## Consigne
Veuillez rédiger la suite du texte ci-dessous sur les visées des États-Unis en Colombie et au Venezuela, en reprenant après sa dernière phrase.

## Texte fourni
▬▬▬▬▬▬▬▬▬▬

La prochaine étape qui a déjà été annoncée par le Président Alvaro Uribe, est de tenter que l’Organisation des Etats Américains (OEA) condamne les FARC, ce qui permettrait de lancer une opération militaire à grande échelle. Si la nébuleuse militaro-industrialo-politique des Etats-Unis exauce les souhaits de Uribe, cette campagne utilisera les forces militaires mobilisées contre l’Irak, pour vaincre les "narco-terroristes" et préserver l’Amazonie, comme l’a demandé publiquement Uribe à l’occasion de ses visites à Quito et à Davos. Si l’on considère que l’Amazonie est l’objectif géostratégique le plus convoité d’Amérique du Sud, la demande de Uribe n’a plus rien d’une fantaisie fiévreuse et se révèle être, à part entière, une pièce de l’échiquier mondial des Etats-Unis que déplace son Sharon "criollo".

Dans la République bolivarienne du Venezuela, la situation est tout aussi dramatique, une campagne internationale contre le gouvernement de Hugo Chavez, remarquablement menée au moyen de bombes, guerre médiatique, manoeuvres diplomatiques et déstabilisation économique, est en train d’y prendre des proportions alarmantes. Les acteurs politiques de cette campagne sont les gouvernements des Etats-Unis, de l’Espagne et de la Colombie. Le plan stratégique et la coordination se font à Washington et au Commando Sud (United States Southern Command). Les pions sont des plus divers, allant des chefs d’entreprises des trois pays jusqu’aux paramilitaires colombiens et aux mercenaires d’Amérique Centrale.

▬▬▬▬▬▬▬▬▬▬

## Informations extraites
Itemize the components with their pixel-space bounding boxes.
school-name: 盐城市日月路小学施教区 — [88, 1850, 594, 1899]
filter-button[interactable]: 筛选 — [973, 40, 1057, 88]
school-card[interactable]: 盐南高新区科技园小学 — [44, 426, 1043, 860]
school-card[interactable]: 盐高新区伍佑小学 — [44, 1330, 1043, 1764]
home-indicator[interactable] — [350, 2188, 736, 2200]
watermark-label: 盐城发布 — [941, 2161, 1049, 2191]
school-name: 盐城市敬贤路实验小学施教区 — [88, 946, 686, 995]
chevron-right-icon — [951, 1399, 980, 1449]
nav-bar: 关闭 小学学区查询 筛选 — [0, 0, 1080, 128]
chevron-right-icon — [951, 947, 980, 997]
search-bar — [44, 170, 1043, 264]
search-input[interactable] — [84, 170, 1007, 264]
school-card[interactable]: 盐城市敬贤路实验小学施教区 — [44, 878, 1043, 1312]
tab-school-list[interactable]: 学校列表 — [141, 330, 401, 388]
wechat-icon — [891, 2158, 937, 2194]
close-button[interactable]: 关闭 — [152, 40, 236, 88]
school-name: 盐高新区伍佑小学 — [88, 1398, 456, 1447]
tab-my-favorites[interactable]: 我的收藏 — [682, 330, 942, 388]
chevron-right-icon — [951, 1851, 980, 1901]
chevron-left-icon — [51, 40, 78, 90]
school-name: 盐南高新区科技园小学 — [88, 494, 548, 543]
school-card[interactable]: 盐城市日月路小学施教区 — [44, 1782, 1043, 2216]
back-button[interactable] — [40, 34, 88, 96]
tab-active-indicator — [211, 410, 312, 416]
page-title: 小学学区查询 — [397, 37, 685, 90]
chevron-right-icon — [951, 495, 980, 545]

▬▬▬▬▬▬▬▬▬▬

## Réponse attendue
L’accès au pétrole vénézuélien, qui constitue une des trois plus importantes réserves du monde, et à l’Amazonie -le joyau de la couronne mondiale des matières premières- passe par la déstabilisation du gouvernement vénézuélien et la domestication de celui du brésil, dans cet ordre. La chute du domino Venezuela, selon les calculs de la Maison Blanche, suffira à museler à nouveau les autres gouvernements sud-américains.

"La voie de la paix en Palestine passe par Bagdad", dit l’ex Premier Ministre israélien Ehoud Barak au sujet de la pacification du Moyen Orient asiatique. Et Bush préconise la même chose concernant le Moyen Orient latino-américain : la voie de la paix en Amérique Latine passe par Caracas.

L’échec des coups d’Etat militaires et pétroliers au Venezuela a considérablement affaibli les conspirateurs. Mais Washington, Bogota et Madrid sont en train d’envoyer des renforts à leurs troupes oligarchiques affaiblies sous forme d’opérations paramilitaires, diplomatiques et médiatiques musclées.

Pour faire échec à ces opérations, la défense nationale ne suffira pas. Ce qu’il faut c’est une politique de contention latino-américaine.

Traduction. Catherine Arnaud. Coorditrad, traducteurs bénévoles (*)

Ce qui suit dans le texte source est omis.